Records to process
▶

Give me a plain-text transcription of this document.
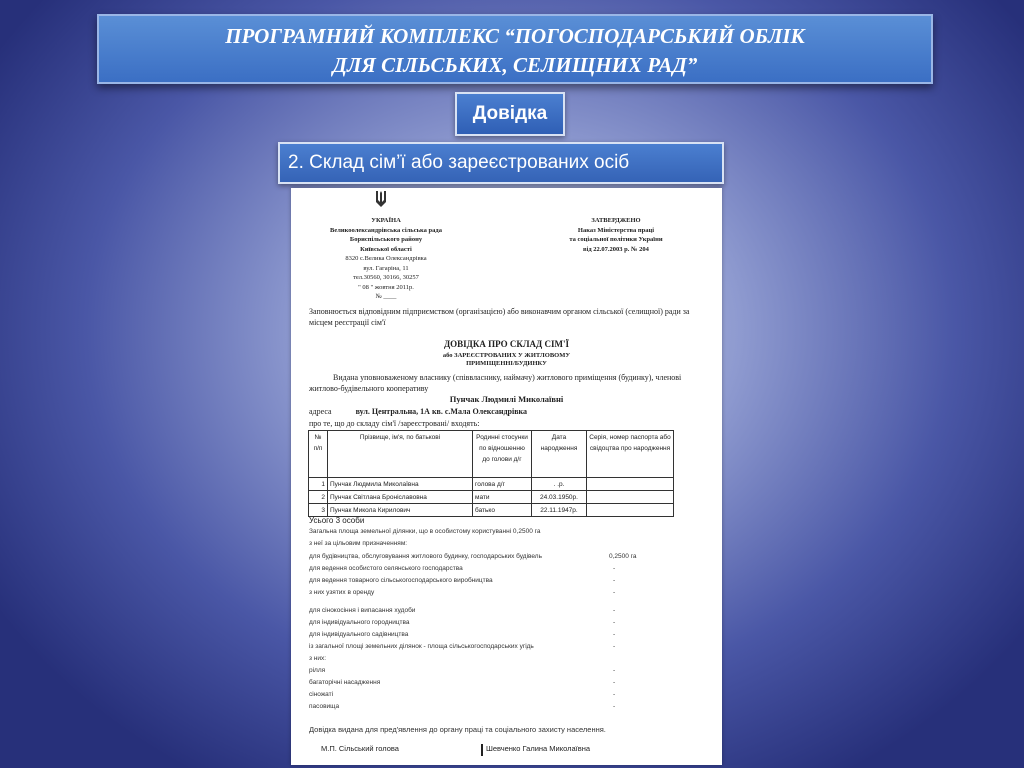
ПРОГРАМНИЙ КОМПЛЕКС “ПОГОСПОДАРСЬКИЙ ОБЛІК
ДЛЯ СІЛЬСЬКИХ, СЕЛИЩНИХ РАД”
Довідка
2. Склад сім’ї або зареєстрованих осіб
УКРАЇНА
Великоолександрівська сільська рада
Бориспільського району
Київської області
8320 с.Велика Олександрівка
вул. Гагаріна, 11
тел.30560, 30166, 30257
" 08 " жовтня 2011р.
№ ____
ЗАТВЕРДЖЕНО
Наказ Міністерства праці
та соціальної політики України
від 22.07.2003 р. № 204
Заповнюється відповідним підприємством (організацією) або виконавчим органом сільської (селищної) ради за місцем реєстрації сім'ї
ДОВІДКА ПРО СКЛАД СІМ'Ї
або ЗАРЕЄСТРОВАНИХ У ЖИТЛОВОМУ
ПРИМІЩЕННІ/БУДИНКУ
Видана уповноваженому власнику (співвласнику, наймачу) житлового приміщення (будинку), членові житлово-будівельного кооперативу
Пунчак Людмилі Миколаївні
адреса	вул. Центральна, 1А кв. с.Мала Олександрівка
про те, що до складу сім'ї /зареєстровані/ входять:
№ п/п	Прізвище, ім'я, по батькові	Родинні стосунки по відношенню до голови д/г	Дата народження	Серія, номер паспорта або свідоцтва про народження
1	Пунчак Людмила Миколаївна	голова д/г	. .р.	
2	Пунчак Світлана Броніславовна	мати	24.03.1950р.	
3	Пунчак Микола Кирилович	батько	22.11.1947р.	
Усього 3 особи
Загальна площа земельної ділянки, що в особистому користуванні 0,2500 га
з неї за цільовим призначенням:
для будівництва, обслуговування житлового будинку, господарських будівель	0,2500 га
для ведення особистого селянського господарства	-
для ведення товарного сільськогосподарського виробництва	-
з них узятих в оренду	-
для сінокосіння і випасання худоби	-
для індивідуального городництва	-
для індивідуального садівництва	-
із загальної площі земельних ділянок - площа сільськогосподарських угідь	-
з них:
рілля	-
багаторічні насадження	-
сіножаті	-
пасовища	-
Довідка видана для пред'явлення до органу праці та соціального захисту населення.
М.П. Сільський голова	Шевченко Галина Миколаївна
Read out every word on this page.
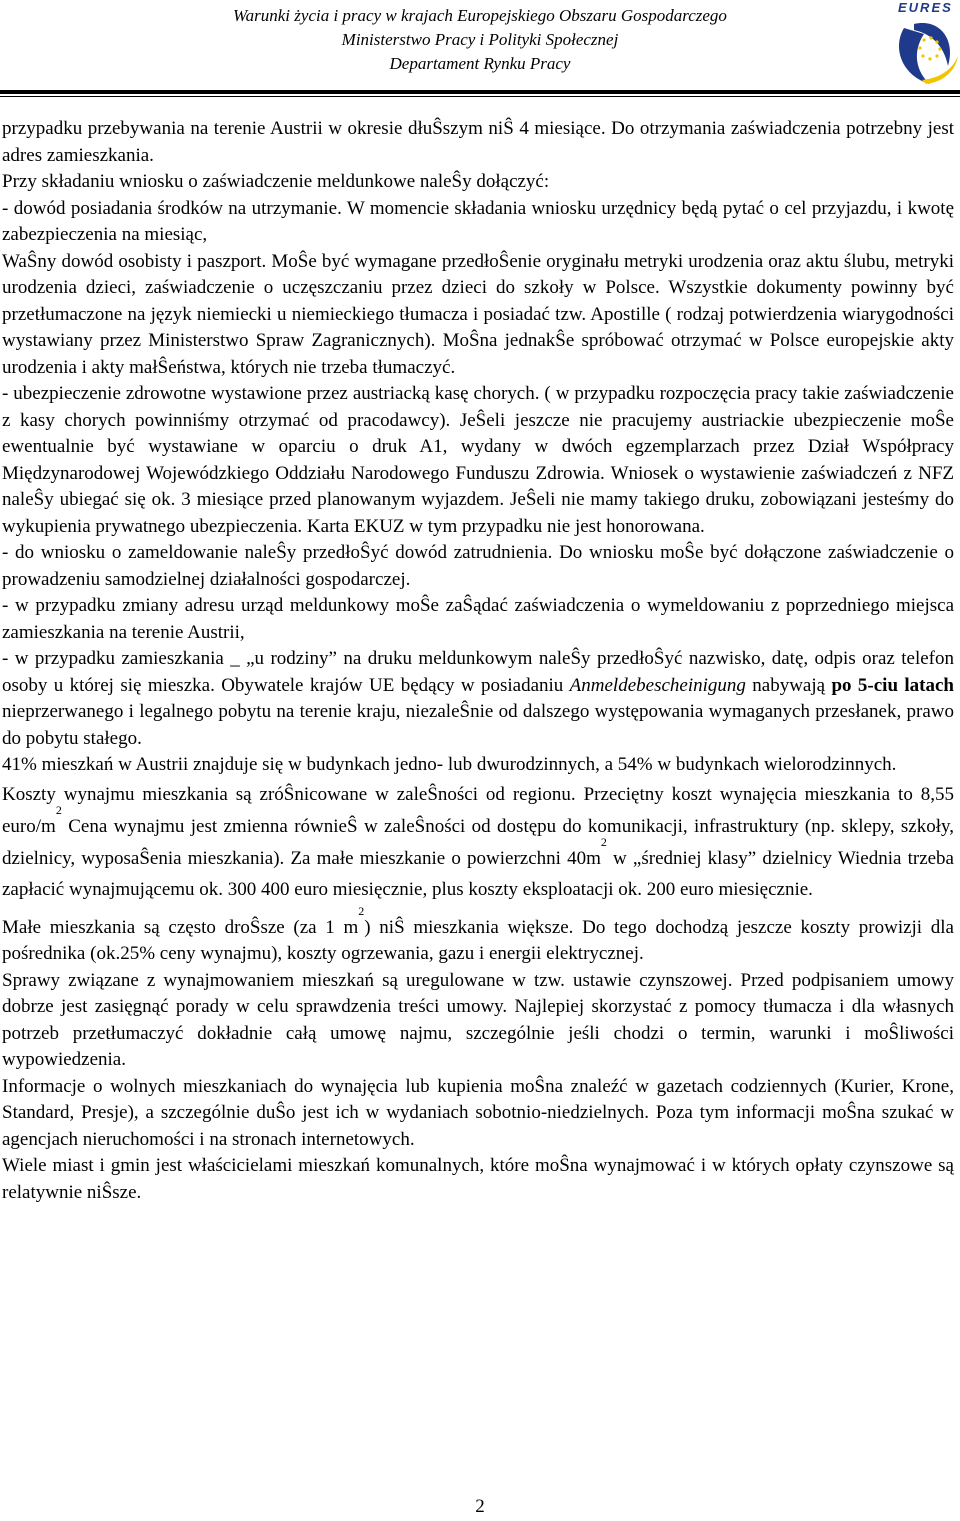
Warunki życia i pracy w krajach Europejskiego Obszaru Gospodarczego
Ministerstwo Pracy i Polityki Społecznej
Departament Rynku Pracy
EURES

przypadku przebywania na terenie Austrii w okresie dłuŜszym niŜ 4 miesiące. Do otrzymania zaświadczenia potrzebny jest adres zamieszkania.

Przy składaniu wniosku o zaświadczenie meldunkowe naleŜy dołączyć:

- dowód posiadania środków na utrzymanie. W momencie składania wniosku urzędnicy będą pytać o cel przyjazdu, i kwotę zabezpieczenia na miesiąc,

WaŜny dowód osobisty i paszport. MoŜe być wymagane przedłoŜenie oryginału metryki urodzenia oraz aktu ślubu, metryki urodzenia dzieci, zaświadczenie o uczęszczaniu przez dzieci do szkoły w Polsce. Wszystkie dokumenty powinny być przetłumaczone na język niemiecki u niemieckiego tłumacza i posiadać tzw. Apostille ( rodzaj potwierdzenia wiarygodności wystawiany przez Ministerstwo Spraw Zagranicznych). MoŜna jednakŜe spróbować otrzymać w Polsce europejskie akty urodzenia i akty małŜeństwa, których nie trzeba tłumaczyć.

- ubezpieczenie zdrowotne wystawione przez austriacką kasę chorych. ( w przypadku rozpoczęcia pracy takie zaświadczenie z kasy chorych powinniśmy otrzymać od pracodawcy). JeŜeli jeszcze nie pracujemy austriackie ubezpieczenie moŜe ewentualnie być wystawiane w oparciu o druk A1, wydany w dwóch egzemplarzach przez Dział Współpracy Międzynarodowej Wojewódzkiego Oddziału Narodowego Funduszu Zdrowia. Wniosek o wystawienie zaświadczeń z NFZ naleŜy ubiegać się ok. 3 miesiące przed planowanym wyjazdem. JeŜeli nie mamy takiego druku, zobowiązani jesteśmy do wykupienia prywatnego ubezpieczenia. Karta EKUZ w tym przypadku nie jest honorowana.

- do wniosku o zameldowanie naleŜy przedłoŜyć dowód zatrudnienia. Do wniosku moŜe być dołączone zaświadczenie o prowadzeniu samodzielnej działalności gospodarczej.

- w przypadku zmiany adresu urząd meldunkowy moŜe zaŜądać zaświadczenia o wymeldowaniu z poprzedniego miejsca zamieszkania na terenie Austrii,

- w przypadku zamieszkania _ „u rodziny” na druku meldunkowym naleŜy przedłoŜyć nazwisko, datę, odpis oraz telefon osoby u której się mieszka. Obywatele krajów UE będący w posiadaniu Anmeldebescheinigung nabywają po 5-ciu latach nieprzerwanego i legalnego pobytu na terenie kraju, niezaleŜnie od dalszego występowania wymaganych przesłanek, prawo do pobytu stałego.

41% mieszkań w Austrii znajduje się w budynkach jedno- lub dwurodzinnych, a 54% w budynkach wielorodzinnych.

Koszty wynajmu mieszkania są zróŜnicowane w zaleŜności od regionu. Przeciętny koszt wynajęcia mieszkania to 8,55 euro/$m^2$ Cena wynajmu jest zmienna równieŜ w zaleŜności od dostępu do komunikacji, infrastruktury (np. sklepy, szkoły, dzielnicy, wyposaŜenia mieszkania). Za małe mieszkanie o powierzchni $40m^2$ w „średniej klasy” dzielnicy Wiednia trzeba zapłacić wynajmującemu ok. 300 400 euro miesięcznie, plus koszty eksploatacji ok. 200 euro miesięcznie.

Małe mieszkania są często droŜsze (za 1 $m^2$) niŜ mieszkania większe. Do tego dochodzą jeszcze koszty prowizji dla pośrednika (ok.25% ceny wynajmu), koszty ogrzewania, gazu i energii elektrycznej.

Sprawy związane z wynajmowaniem mieszkań są uregulowane w tzw. ustawie czynszowej. Przed podpisaniem umowy dobrze jest zasięgnąć porady w celu sprawdzenia treści umowy. Najlepiej skorzystać z pomocy tłumacza i dla własnych potrzeb przetłumaczyć dokładnie całą umowę najmu, szczególnie jeśli chodzi o termin, warunki i moŜliwości wypowiedzenia.

Informacje o wolnych mieszkaniach do wynajęcia lub kupienia moŜna znaleźć w gazetach codziennych (Kurier, Krone, Standard, Presje), a szczególnie duŜo jest ich w wydaniach sobotnio-niedzielnych. Poza tym informacji moŜna szukać w agencjach nieruchomości i na stronach internetowych.

Wiele miast i gmin jest właścicielami mieszkań komunalnych, które moŜna wynajmować i w których opłaty czynszowe są relatywnie niŜsze.

2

◀

Exercise task
In this exercise, set down all of the data exactly, without the pictures.

Answer below
Give me a plain-text transcription of this document.
ПРОГРАМНИЙ КОМПЛЕКС “ПОГОСПОДАРСЬКИЙ ОБЛІК
ДЛЯ СІЛЬСЬКИХ, СЕЛИЩНИХ РАД”
Довідка
2. Склад сім’ї або зареєстрованих осіб
УКРАЇНА
Великоолександрівська сільська рада
Бориспільського району
Київської області
8320 с.Велика Олександрівка
вул. Гагаріна, 11
тел.30560, 30166, 30257
" 08 " жовтня 2011р.
№ ____
ЗАТВЕРДЖЕНО
Наказ Міністерства праці
та соціальної політики України
від 22.07.2003 р. № 204
Заповнюється відповідним підприємством (організацією) або виконавчим органом сільської (селищної) ради за місцем реєстрації сім'ї
ДОВІДКА ПРО СКЛАД СІМ'Ї
або ЗАРЕЄСТРОВАНИХ У ЖИТЛОВОМУ
ПРИМІЩЕННІ/БУДИНКУ
Видана уповноваженому власнику (співвласнику, наймачу) житлового приміщення (будинку), членові житлово-будівельного кооперативу
Пунчак Людмилі Миколаївні
адреса	вул. Центральна, 1А кв. с.Мала Олександрівка
про те, що до складу сім'ї /зареєстровані/ входять:
№ п/п	Прізвище, ім'я, по батькові	Родинні стосунки по відношенню до голови д/г	Дата народження	Серія, номер паспорта або свідоцтва про народження
1	Пунчак Людмила Миколаївна	голова д/г	. .р.	
2	Пунчак Світлана Броніславовна	мати	24.03.1950р.	
3	Пунчак Микола Кирилович	батько	22.11.1947р.	
Усього 3 особи
Загальна площа земельної ділянки, що в особистому користуванні 0,2500 га
з неї за цільовим призначенням:
для будівництва, обслуговування житлового будинку, господарських будівель	0,2500 га
для ведення особистого селянського господарства	-
для ведення товарного сільськогосподарського виробництва	-
з них узятих в оренду	-
для сінокосіння і випасання худоби	-
для індивідуального городництва	-
для індивідуального садівництва	-
із загальної площі земельних ділянок - площа сільськогосподарських угідь	-
з них:
рілля	-
багаторічні насадження	-
сіножаті	-
пасовища	-
Довідка видана для пред'явлення до органу праці та соціального захисту населення.
М.П. Сільський голова	Шевченко Галина Миколаївна
Read out every word on this page.
Warunki życia i pracy w krajach Europejskiego Obszaru Gospodarczego
Ministerstwo Pracy i Polityki Społecznej
Departament Rynku Pracy
EURES

przypadku przebywania na terenie Austrii w okresie dłuŜszym niŜ 4 miesiące. Do otrzymania zaświadczenia potrzebny jest adres zamieszkania.

Przy składaniu wniosku o zaświadczenie meldunkowe naleŜy dołączyć:

- dowód posiadania środków na utrzymanie. W momencie składania wniosku urzędnicy będą pytać o cel przyjazdu, i kwotę zabezpieczenia na miesiąc,

WaŜny dowód osobisty i paszport. MoŜe być wymagane przedłoŜenie oryginału metryki urodzenia oraz aktu ślubu, metryki urodzenia dzieci, zaświadczenie o uczęszczaniu przez dzieci do szkoły w Polsce. Wszystkie dokumenty powinny być przetłumaczone na język niemiecki u niemieckiego tłumacza i posiadać tzw. Apostille ( rodzaj potwierdzenia wiarygodności wystawiany przez Ministerstwo Spraw Zagranicznych). MoŜna jednakŜe spróbować otrzymać w Polsce europejskie akty urodzenia i akty małŜeństwa, których nie trzeba tłumaczyć.

- ubezpieczenie zdrowotne wystawione przez austriacką kasę chorych. ( w przypadku rozpoczęcia pracy takie zaświadczenie z kasy chorych powinniśmy otrzymać od pracodawcy). JeŜeli jeszcze nie pracujemy austriackie ubezpieczenie moŜe ewentualnie być wystawiane w oparciu o druk A1, wydany w dwóch egzemplarzach przez Dział Współpracy Międzynarodowej Wojewódzkiego Oddziału Narodowego Funduszu Zdrowia. Wniosek o wystawienie zaświadczeń z NFZ naleŜy ubiegać się ok. 3 miesiące przed planowanym wyjazdem. JeŜeli nie mamy takiego druku, zobowiązani jesteśmy do wykupienia prywatnego ubezpieczenia. Karta EKUZ w tym przypadku nie jest honorowana.

- do wniosku o zameldowanie naleŜy przedłoŜyć dowód zatrudnienia. Do wniosku moŜe być dołączone zaświadczenie o prowadzeniu samodzielnej działalności gospodarczej.

- w przypadku zmiany adresu urząd meldunkowy moŜe zaŜądać zaświadczenia o wymeldowaniu z poprzedniego miejsca zamieszkania na terenie Austrii,

- w przypadku zamieszkania _ „u rodziny” na druku meldunkowym naleŜy przedłoŜyć nazwisko, datę, odpis oraz telefon osoby u której się mieszka. Obywatele krajów UE będący w posiadaniu Anmeldebescheinigung nabywają po 5-ciu latach nieprzerwanego i legalnego pobytu na terenie kraju, niezaleŜnie od dalszego występowania wymaganych przesłanek, prawo do pobytu stałego.

41% mieszkań w Austrii znajduje się w budynkach jedno- lub dwurodzinnych, a 54% w budynkach wielorodzinnych.

Koszty wynajmu mieszkania są zróŜnicowane w zaleŜności od regionu. Przeciętny koszt wynajęcia mieszkania to 8,55 euro/$m^2$ Cena wynajmu jest zmienna równieŜ w zaleŜności od dostępu do komunikacji, infrastruktury (np. sklepy, szkoły, dzielnicy, wyposaŜenia mieszkania). Za małe mieszkanie o powierzchni $40m^2$ w „średniej klasy” dzielnicy Wiednia trzeba zapłacić wynajmującemu ok. 300 400 euro miesięcznie, plus koszty eksploatacji ok. 200 euro miesięcznie.

Małe mieszkania są często droŜsze (za 1 $m^2$) niŜ mieszkania większe. Do tego dochodzą jeszcze koszty prowizji dla pośrednika (ok.25% ceny wynajmu), koszty ogrzewania, gazu i energii elektrycznej.

Sprawy związane z wynajmowaniem mieszkań są uregulowane w tzw. ustawie czynszowej. Przed podpisaniem umowy dobrze jest zasięgnąć porady w celu sprawdzenia treści umowy. Najlepiej skorzystać z pomocy tłumacza i dla własnych potrzeb przetłumaczyć dokładnie całą umowę najmu, szczególnie jeśli chodzi o termin, warunki i moŜliwości wypowiedzenia.

Informacje o wolnych mieszkaniach do wynajęcia lub kupienia moŜna znaleźć w gazetach codziennych (Kurier, Krone, Standard, Presje), a szczególnie duŜo jest ich w wydaniach sobotnio-niedzielnych. Poza tym informacji moŜna szukać w agencjach nieruchomości i na stronach internetowych.

Wiele miast i gmin jest właścicielami mieszkań komunalnych, które moŜna wynajmować i w których opłaty czynszowe są relatywnie niŜsze.

2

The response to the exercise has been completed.